*Dataset items*:
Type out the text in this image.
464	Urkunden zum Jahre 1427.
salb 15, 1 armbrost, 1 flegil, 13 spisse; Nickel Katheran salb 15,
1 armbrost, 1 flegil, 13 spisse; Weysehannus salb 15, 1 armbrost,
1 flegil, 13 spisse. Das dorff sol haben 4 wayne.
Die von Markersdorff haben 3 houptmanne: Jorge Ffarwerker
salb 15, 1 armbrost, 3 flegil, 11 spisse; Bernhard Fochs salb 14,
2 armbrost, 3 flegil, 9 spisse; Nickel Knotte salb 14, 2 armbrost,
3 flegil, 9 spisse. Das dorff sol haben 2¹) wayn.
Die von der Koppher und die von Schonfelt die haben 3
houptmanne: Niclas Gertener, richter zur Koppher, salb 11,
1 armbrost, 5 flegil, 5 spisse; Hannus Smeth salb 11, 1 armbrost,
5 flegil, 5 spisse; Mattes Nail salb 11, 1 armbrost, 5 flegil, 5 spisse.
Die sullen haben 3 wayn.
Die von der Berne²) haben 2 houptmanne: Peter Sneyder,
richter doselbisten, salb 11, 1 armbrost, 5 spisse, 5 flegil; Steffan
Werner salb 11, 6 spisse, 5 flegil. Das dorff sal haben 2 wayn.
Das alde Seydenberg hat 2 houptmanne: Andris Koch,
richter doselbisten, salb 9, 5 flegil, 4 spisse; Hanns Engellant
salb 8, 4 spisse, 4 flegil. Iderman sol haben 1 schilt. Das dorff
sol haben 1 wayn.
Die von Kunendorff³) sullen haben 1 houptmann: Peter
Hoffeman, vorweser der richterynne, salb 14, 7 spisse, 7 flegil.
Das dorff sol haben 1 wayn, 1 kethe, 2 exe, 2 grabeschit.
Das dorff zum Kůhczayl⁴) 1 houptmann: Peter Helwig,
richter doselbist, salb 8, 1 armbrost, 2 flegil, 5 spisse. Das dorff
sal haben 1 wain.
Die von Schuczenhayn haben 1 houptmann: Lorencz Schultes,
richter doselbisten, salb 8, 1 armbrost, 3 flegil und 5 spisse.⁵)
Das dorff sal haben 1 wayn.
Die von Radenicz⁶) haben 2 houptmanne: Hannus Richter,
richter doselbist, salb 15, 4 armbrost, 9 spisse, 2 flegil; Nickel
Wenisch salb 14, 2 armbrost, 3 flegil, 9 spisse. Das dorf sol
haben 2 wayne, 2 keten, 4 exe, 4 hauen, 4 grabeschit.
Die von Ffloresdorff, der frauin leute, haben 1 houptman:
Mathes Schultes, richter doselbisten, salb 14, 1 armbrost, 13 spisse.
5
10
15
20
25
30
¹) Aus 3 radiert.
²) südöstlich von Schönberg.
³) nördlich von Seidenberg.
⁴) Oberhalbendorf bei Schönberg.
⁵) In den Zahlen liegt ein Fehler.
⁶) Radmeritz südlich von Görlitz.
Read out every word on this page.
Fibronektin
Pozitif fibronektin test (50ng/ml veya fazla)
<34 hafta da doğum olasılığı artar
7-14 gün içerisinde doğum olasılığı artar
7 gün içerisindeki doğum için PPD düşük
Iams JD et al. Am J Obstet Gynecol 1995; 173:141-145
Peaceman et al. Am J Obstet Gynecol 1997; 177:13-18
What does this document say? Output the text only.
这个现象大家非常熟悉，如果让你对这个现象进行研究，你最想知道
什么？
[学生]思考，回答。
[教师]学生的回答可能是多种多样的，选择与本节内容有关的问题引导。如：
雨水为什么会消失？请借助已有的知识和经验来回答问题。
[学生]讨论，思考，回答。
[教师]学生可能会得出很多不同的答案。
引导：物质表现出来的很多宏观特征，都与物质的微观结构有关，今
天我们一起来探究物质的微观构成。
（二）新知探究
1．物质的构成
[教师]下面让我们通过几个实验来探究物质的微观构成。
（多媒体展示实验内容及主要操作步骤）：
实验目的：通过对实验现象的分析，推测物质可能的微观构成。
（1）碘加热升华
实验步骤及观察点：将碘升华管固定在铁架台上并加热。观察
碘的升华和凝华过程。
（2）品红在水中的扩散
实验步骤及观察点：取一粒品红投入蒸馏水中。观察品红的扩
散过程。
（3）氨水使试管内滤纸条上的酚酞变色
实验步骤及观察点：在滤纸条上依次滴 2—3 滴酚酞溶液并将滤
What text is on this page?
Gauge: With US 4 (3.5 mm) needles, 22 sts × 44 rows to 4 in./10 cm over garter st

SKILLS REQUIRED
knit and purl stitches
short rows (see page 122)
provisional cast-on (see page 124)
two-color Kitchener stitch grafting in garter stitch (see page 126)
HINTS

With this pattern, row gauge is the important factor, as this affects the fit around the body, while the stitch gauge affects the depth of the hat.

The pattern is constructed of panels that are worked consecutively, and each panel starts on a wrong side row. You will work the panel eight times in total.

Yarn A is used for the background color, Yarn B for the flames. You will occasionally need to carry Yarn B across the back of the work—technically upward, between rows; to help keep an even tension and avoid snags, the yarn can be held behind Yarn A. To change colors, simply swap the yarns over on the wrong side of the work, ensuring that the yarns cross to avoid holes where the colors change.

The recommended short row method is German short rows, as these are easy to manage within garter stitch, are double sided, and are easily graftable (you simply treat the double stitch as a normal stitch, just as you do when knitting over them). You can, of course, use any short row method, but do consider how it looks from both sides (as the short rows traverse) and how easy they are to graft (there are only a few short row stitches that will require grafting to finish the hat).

*Short problem*:
Select every line in the records above that contains the word "this".

*Exercise response*:
Type out the text in this image.
Read out every word on this page.
What does this document say? Output the text only.
What text is on this page?
With this pattern, row gauge is the important factor, as this affects the fit around the body, while the stitch gauge affects the depth of the hat.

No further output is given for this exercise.